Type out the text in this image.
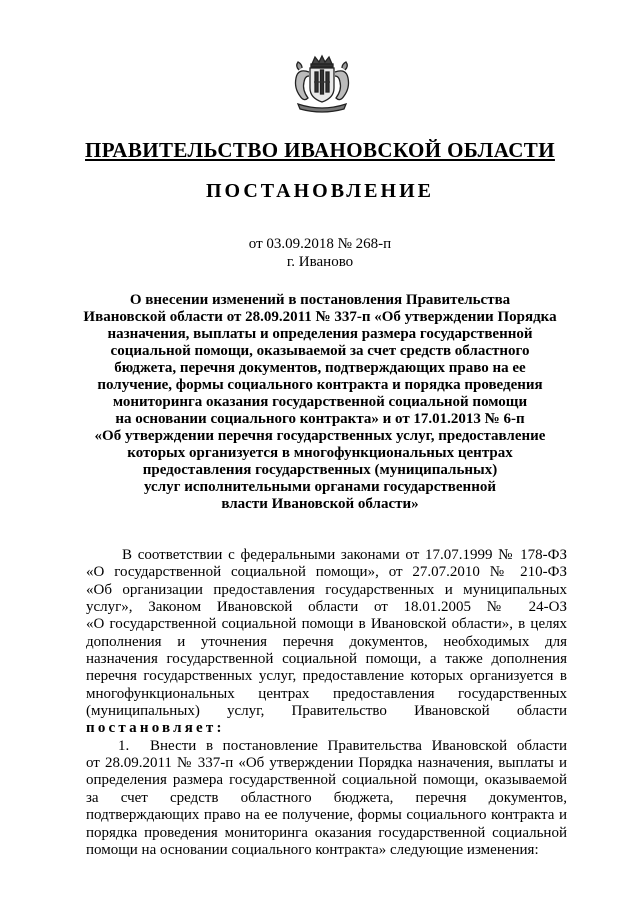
ПРАВИТЕЛЬСТВО ИВАНОВСКОЙ ОБЛАСТИ
ПОСТАНОВЛЕНИЕ
от 03.09.2018 № 268-п
г. Иваново
О внесении изменений в постановления Правительства
Ивановской области от 28.09.2011 № 337-п «Об утверждении Порядка
назначения, выплаты и определения размера государственной
социальной помощи, оказываемой за счет средств областного
бюджета, перечня документов, подтверждающих право на ее
получение, формы социального контракта и порядка проведения
мониторинга оказания государственной социальной помощи
на основании социального контракта» и от 17.01.2013 № 6-п
«Об утверждении перечня государственных услуг, предоставление
которых организуется в многофункциональных центрах
предоставления государственных (муниципальных)
услуг исполнительными органами государственной
власти Ивановской области»
В соответствии с федеральными законами от 17.07.1999 № 178-ФЗ
«О государственной социальной помощи», от 27.07.2010 № 210-ФЗ
«Об организации предоставления государственных и муниципальных
услуг», Законом Ивановской области от 18.01.2005 № 24-ОЗ
«О государственной социальной помощи в Ивановской области», в целях
дополнения и уточнения перечня документов, необходимых для
назначения государственной социальной помощи, а также дополнения
перечня государственных услуг, предоставление которых организуется в
многофункциональных центрах предоставления государственных
(муниципальных) услуг, Правительство Ивановской области
постановляет:
1. Внести в постановление Правительства Ивановской области
от 28.09.2011 № 337-п «Об утверждении Порядка назначения, выплаты и
определения размера государственной социальной помощи, оказываемой
за счет средств областного бюджета, перечня документов,
подтверждающих право на ее получение, формы социального контракта и
порядка проведения мониторинга оказания государственной социальной
помощи на основании социального контракта» следующие изменения:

--*--

All of the lines above should be printed exactly, minus the pictures.

Type out the text in this image.
ПРАВИТЕЛЬСТВО ИВАНОВСКОЙ ОБЛАСТИ
ПОСТАНОВЛЕНИЕ
от 03.09.2018 № 268-п
г. Иваново
О внесении изменений в постановления Правительства
Ивановской области от 28.09.2011 № 337-п «Об утверждении Порядка
назначения, выплаты и определения размера государственной
социальной помощи, оказываемой за счет средств областного
бюджета, перечня документов, подтверждающих право на ее
получение, формы социального контракта и порядка проведения
мониторинга оказания государственной социальной помощи
на основании социального контракта» и от 17.01.2013 № 6-п
«Об утверждении перечня государственных услуг, предоставление
которых организуется в многофункциональных центрах
предоставления государственных (муниципальных)
услуг исполнительными органами государственной
власти Ивановской области»
В соответствии с федеральными законами от 17.07.1999 № 178-ФЗ
«О государственной социальной помощи», от 27.07.2010 № 210-ФЗ
«Об организации предоставления государственных и муниципальных
услуг», Законом Ивановской области от 18.01.2005 № 24-ОЗ
«О государственной социальной помощи в Ивановской области», в целях
дополнения и уточнения перечня документов, необходимых для
назначения государственной социальной помощи, а также дополнения
перечня государственных услуг, предоставление которых организуется в
многофункциональных центрах предоставления государственных
(муниципальных) услуг, Правительство Ивановской области
постановляет:
1. Внести в постановление Правительства Ивановской области
от 28.09.2011 № 337-п «Об утверждении Порядка назначения, выплаты и
определения размера государственной социальной помощи, оказываемой
за счет средств областного бюджета, перечня документов,
подтверждающих право на ее получение, формы социального контракта и
порядка проведения мониторинга оказания государственной социальной
помощи на основании социального контракта» следующие изменения:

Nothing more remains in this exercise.